[Records from a collection of figures]
────────

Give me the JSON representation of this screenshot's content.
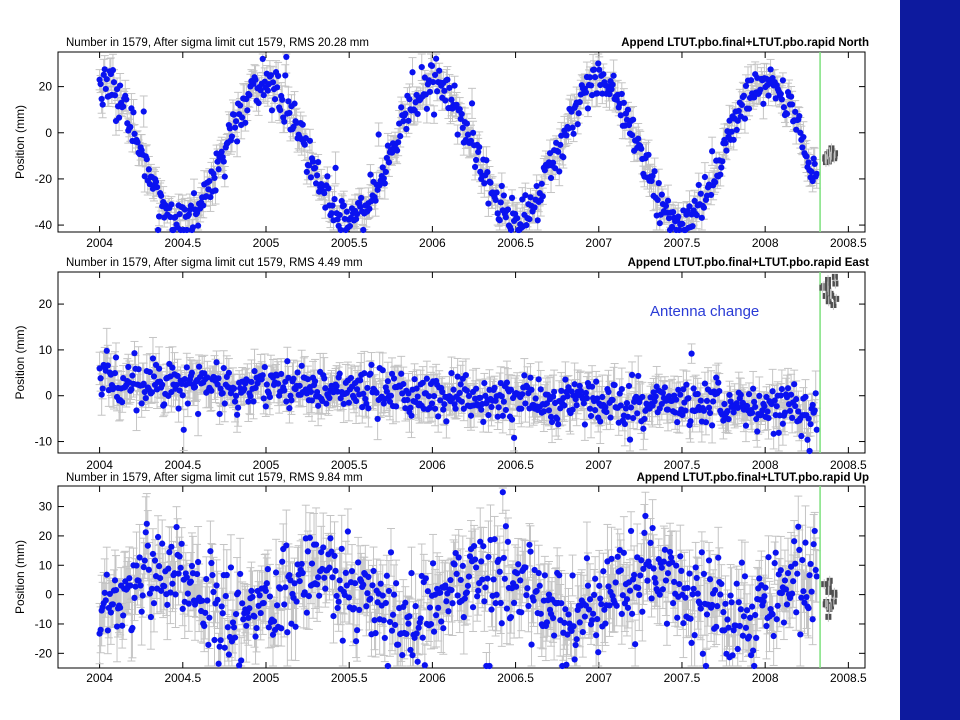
{
  "theme": {
    "point_color": "#0a12f0",
    "rapid_point_color": "#505050",
    "error_bar_color": "#c4c4c4",
    "event_line_color": "#7ee07e",
    "side_band_color": "#0d1a9e",
    "annotation_color": "#2a3bd6"
  },
  "annotation": {
    "text": "Antenna change"
  },
  "chart_data": [
    {
      "type": "scatter",
      "stats": "Number in    1579, After sigma limit cut    1579, RMS   20.28 mm",
      "title": "Append LTUT.pbo.final+LTUT.pbo.rapid North",
      "ylabel": "Position (mm)",
      "xlabel": "",
      "xlim": [
        2003.75,
        2008.6
      ],
      "ylim": [
        -43,
        35
      ],
      "x_ticks": [
        2004,
        2004.5,
        2005,
        2005.5,
        2006,
        2006.5,
        2007,
        2007.5,
        2008,
        2008.5
      ],
      "x_tick_labels": [
        "2004",
        "2004.5",
        "2005",
        "2005.5",
        "2006",
        "2006.5",
        "2007",
        "2007.5",
        "2008",
        "2008.5"
      ],
      "y_ticks": [
        -40,
        -20,
        0,
        20
      ],
      "y_tick_labels": [
        "-40",
        "-20",
        "0",
        "20"
      ],
      "grid": false,
      "event_x": 2008.33,
      "model": {
        "kind": "seasonal",
        "mean": -8,
        "amplitude": 30,
        "phase_years": 0.0,
        "trend_per_year": 0,
        "noise": 4.5,
        "error_bar": 5,
        "rapid_mean": -10,
        "rapid_spread": 1.5
      },
      "series": [
        {
          "name": "",
          "role": "final",
          "x_range": [
            2004.0,
            2008.31
          ],
          "points": 700
        },
        {
          "name": "",
          "role": "rapid",
          "x_range": [
            2008.35,
            2008.43
          ],
          "points": 14
        }
      ]
    },
    {
      "type": "scatter",
      "stats": "Number in    1579, After sigma limit cut    1579, RMS    4.49 mm",
      "title": "Append LTUT.pbo.final+LTUT.pbo.rapid East",
      "ylabel": "Position (mm)",
      "xlabel": "",
      "xlim": [
        2003.75,
        2008.6
      ],
      "ylim": [
        -12.5,
        27
      ],
      "x_ticks": [
        2004,
        2004.5,
        2005,
        2005.5,
        2006,
        2006.5,
        2007,
        2007.5,
        2008,
        2008.5
      ],
      "x_tick_labels": [
        "2004",
        "2004.5",
        "2005",
        "2005.5",
        "2006",
        "2006.5",
        "2007",
        "2007.5",
        "2008",
        "2008.5"
      ],
      "y_ticks": [
        -10,
        0,
        10,
        20
      ],
      "y_tick_labels": [
        "-10",
        "0",
        "10",
        "20"
      ],
      "grid": false,
      "event_x": 2008.33,
      "model": {
        "kind": "linear",
        "start": 3.5,
        "end": -3.5,
        "noise": 2.5,
        "error_bar": 3.5,
        "rapid_mean": 23,
        "rapid_spread": 1.5
      },
      "series": [
        {
          "name": "",
          "role": "final",
          "x_range": [
            2004.0,
            2008.31
          ],
          "points": 700
        },
        {
          "name": "",
          "role": "rapid",
          "x_range": [
            2008.33,
            2008.43
          ],
          "points": 14
        }
      ]
    },
    {
      "type": "scatter",
      "stats": "Number in    1579, After sigma limit cut    1579, RMS    9.84 mm",
      "title": "Append LTUT.pbo.final+LTUT.pbo.rapid Up",
      "ylabel": "Position (mm)",
      "xlabel": "",
      "xlim": [
        2003.75,
        2008.6
      ],
      "ylim": [
        -25,
        37
      ],
      "x_ticks": [
        2004,
        2004.5,
        2005,
        2005.5,
        2006,
        2006.5,
        2007,
        2007.5,
        2008,
        2008.5
      ],
      "x_tick_labels": [
        "2004",
        "2004.5",
        "2005",
        "2005.5",
        "2006",
        "2006.5",
        "2007",
        "2007.5",
        "2008",
        "2008.5"
      ],
      "y_ticks": [
        -20,
        -10,
        0,
        10,
        20,
        30
      ],
      "y_tick_labels": [
        "-20",
        "-10",
        "0",
        "10",
        "20",
        "30"
      ],
      "grid": false,
      "event_x": 2008.33,
      "model": {
        "kind": "seasonal",
        "mean": 0,
        "amplitude": 7,
        "phase_years": 0.35,
        "trend_per_year": 0,
        "noise": 8,
        "error_bar": 9,
        "rapid_mean": 0,
        "rapid_spread": 4
      },
      "series": [
        {
          "name": "",
          "role": "final",
          "x_range": [
            2004.0,
            2008.31
          ],
          "points": 700
        },
        {
          "name": "",
          "role": "rapid",
          "x_range": [
            2008.35,
            2008.43
          ],
          "points": 14
        }
      ]
    }
  ]
}
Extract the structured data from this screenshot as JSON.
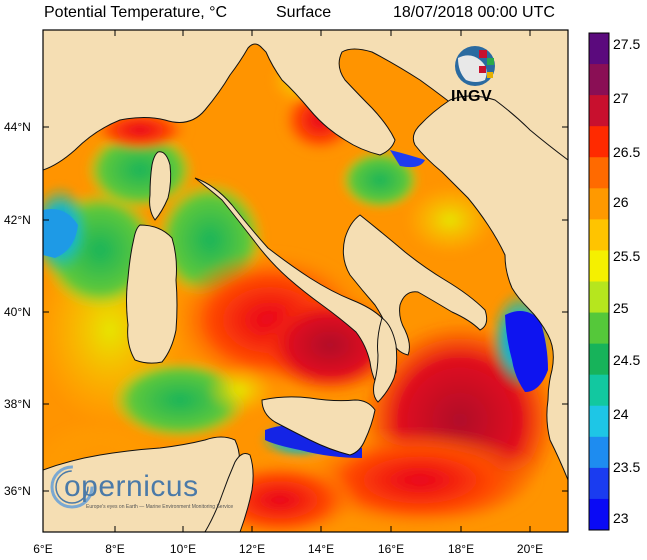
{
  "header": {
    "title": "Potential Temperature, °C",
    "level": "Surface",
    "date": "18/07/2018 00:00 UTC"
  },
  "map": {
    "land_color": "#f5deb3",
    "lat_labels": [
      "44°N",
      "42°N",
      "40°N",
      "38°N",
      "36°N"
    ],
    "lon_labels": [
      "6°E",
      "8°E",
      "10°E",
      "12°E",
      "14°E",
      "16°E",
      "18°E",
      "20°E"
    ]
  },
  "colorbar": {
    "labels": [
      "27.5",
      "27",
      "26.5",
      "26",
      "25.5",
      "25",
      "24.5",
      "24",
      "23.5",
      "23"
    ],
    "colors": [
      "#5b0a7d",
      "#8a0f55",
      "#c8102e",
      "#ff2a00",
      "#ff6a00",
      "#ff9900",
      "#ffc400",
      "#f5f000",
      "#b6e61e",
      "#55c83a",
      "#17b35a",
      "#12c8a0",
      "#1ec6e6",
      "#1e8cf0",
      "#1a3cf0",
      "#0a0af5"
    ]
  },
  "logos": {
    "ingv": "INGV",
    "copernicus": "opernicus",
    "copernicus_tagline": "Europe's eyes on Earth — Marine Environment Monitoring Service"
  }
}
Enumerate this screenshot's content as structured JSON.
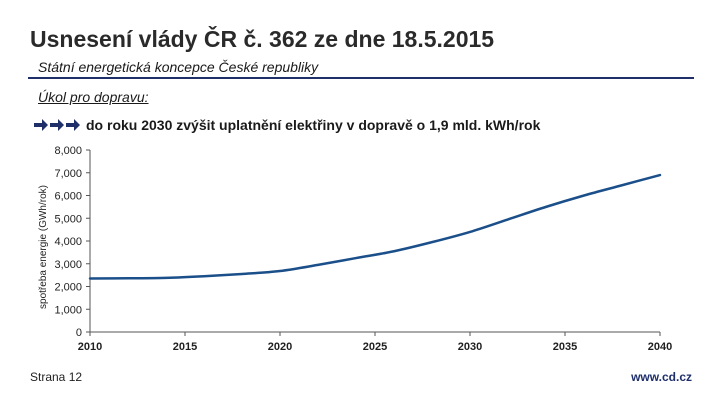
{
  "slide": {
    "title": "Usnesení vlády ČR č. 362 ze dne 18.5.2015",
    "subtitle": "Státní energetická koncepce České republiky",
    "task_heading": "Úkol pro dopravu:",
    "task_text": "do roku 2030 zvýšit uplatnění elektřiny v dopravě o 1,9 mld. kWh/rok",
    "bullet_icon": "triple-right-arrow-icon",
    "accent_color": "#1f2f6a",
    "line_color": "#1b4f8a"
  },
  "footer": {
    "page_label": "Strana 12",
    "url": "www.cd.cz"
  },
  "chart_data": {
    "type": "line",
    "title": "",
    "xlabel": "",
    "ylabel": "spotřeba energie (GWh/rok)",
    "x": [
      2010,
      2012,
      2014,
      2016,
      2018,
      2020,
      2022,
      2024,
      2026,
      2028,
      2030,
      2032,
      2034,
      2036,
      2038,
      2040
    ],
    "series": [
      {
        "values": [
          2350,
          2360,
          2380,
          2450,
          2550,
          2680,
          2950,
          3250,
          3550,
          3950,
          4400,
          4950,
          5500,
          6000,
          6450,
          6900
        ]
      }
    ],
    "xlim": [
      2010,
      2040
    ],
    "ylim": [
      0,
      8000
    ],
    "x_ticks": [
      2010,
      2015,
      2020,
      2025,
      2030,
      2035,
      2040
    ],
    "y_ticks": [
      0,
      1000,
      2000,
      3000,
      4000,
      5000,
      6000,
      7000,
      8000
    ],
    "x_tick_labels": [
      "2010",
      "2015",
      "2020",
      "2025",
      "2030",
      "2035",
      "2040"
    ],
    "y_tick_labels": [
      "0",
      "1,000",
      "2,000",
      "3,000",
      "4,000",
      "5,000",
      "6,000",
      "7,000",
      "8,000"
    ],
    "grid": false,
    "legend": "none"
  }
}
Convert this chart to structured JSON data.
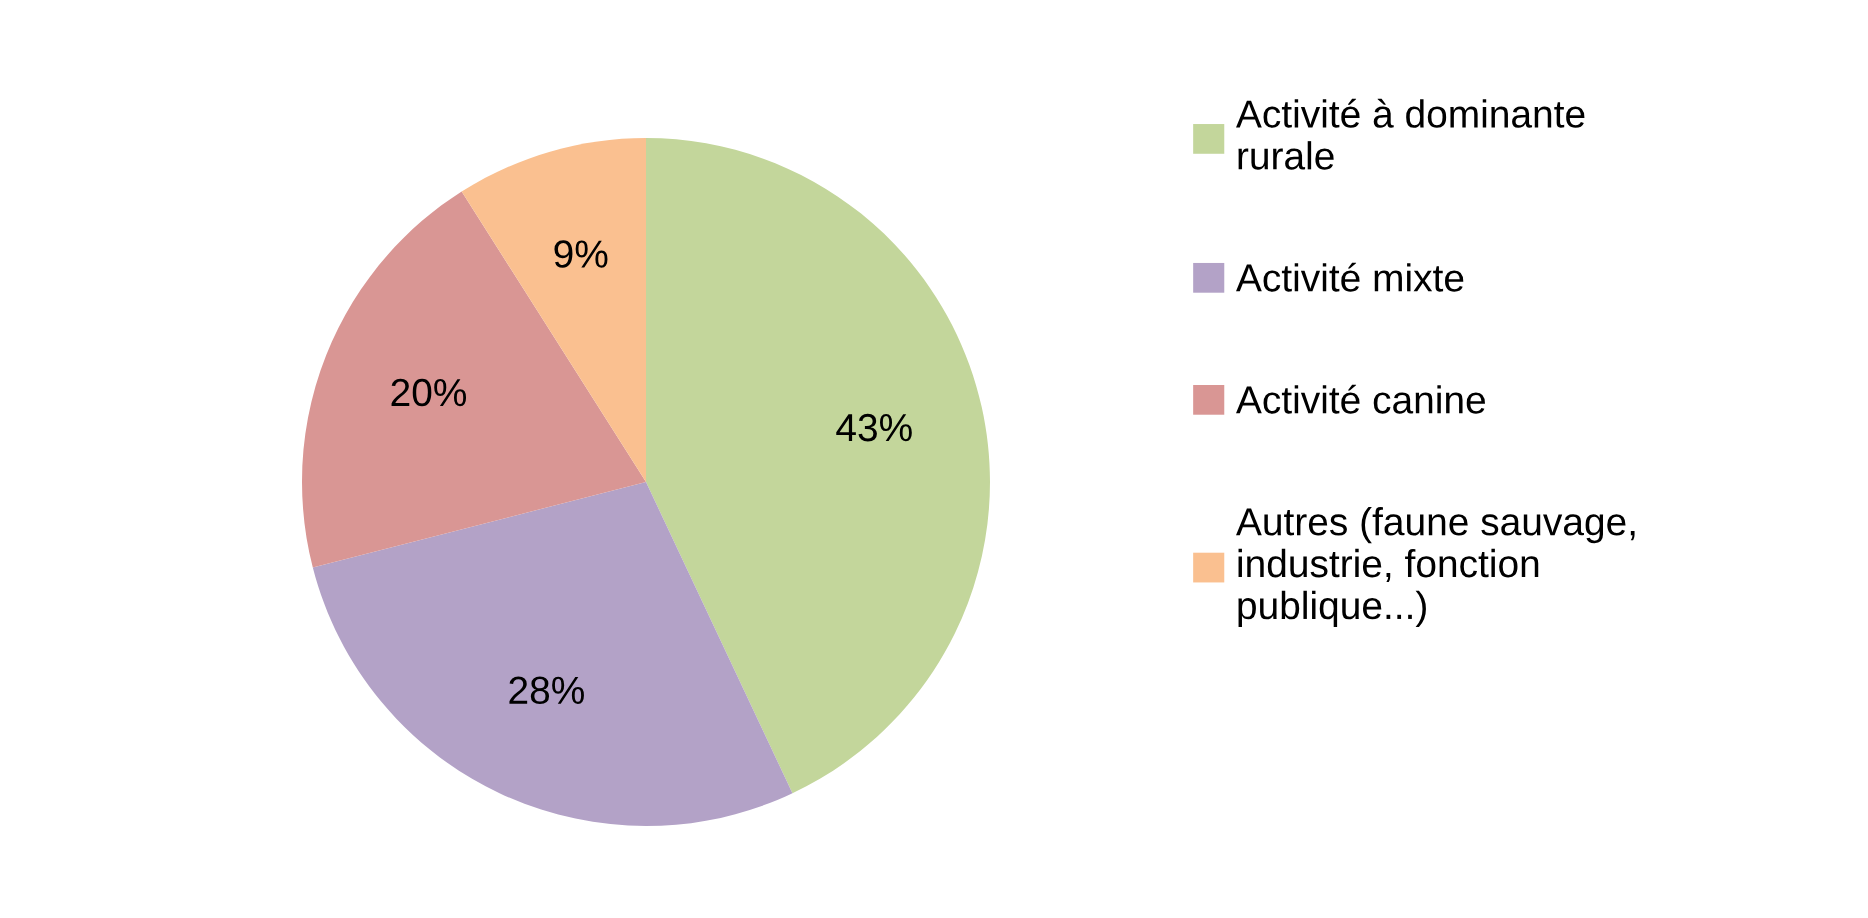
{
  "chart_data": {
    "type": "pie",
    "categories": [
      "Activité à dominante rurale",
      "Activité mixte",
      "Activité canine",
      "Autres (faune sauvage, industrie, fonction publique...)"
    ],
    "values": [
      43,
      28,
      20,
      9
    ],
    "value_labels": [
      "43%",
      "28%",
      "20%",
      "9%"
    ],
    "colors": [
      "#c3d69b",
      "#b3a2c7",
      "#d99694",
      "#fac090"
    ],
    "legend": "right"
  }
}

────────

Reproduce exactly the lines from the one with "Convert this chart to structured JSON data." to the bottom of the listing, both ends included, and nothing else. Skip the pictures.

Correct answer:
Convert this chart to structured JSON data.
{
  "chart_data": {
    "type": "pie",
    "categories": [
      "Activité à dominante rurale",
      "Activité mixte",
      "Activité canine",
      "Autres (faune sauvage, industrie, fonction publique...)"
    ],
    "values": [
      43,
      28,
      20,
      9
    ],
    "value_labels": [
      "43%",
      "28%",
      "20%",
      "9%"
    ],
    "colors": [
      "#c3d69b",
      "#b3a2c7",
      "#d99694",
      "#fac090"
    ],
    "legend": "right"
  }
}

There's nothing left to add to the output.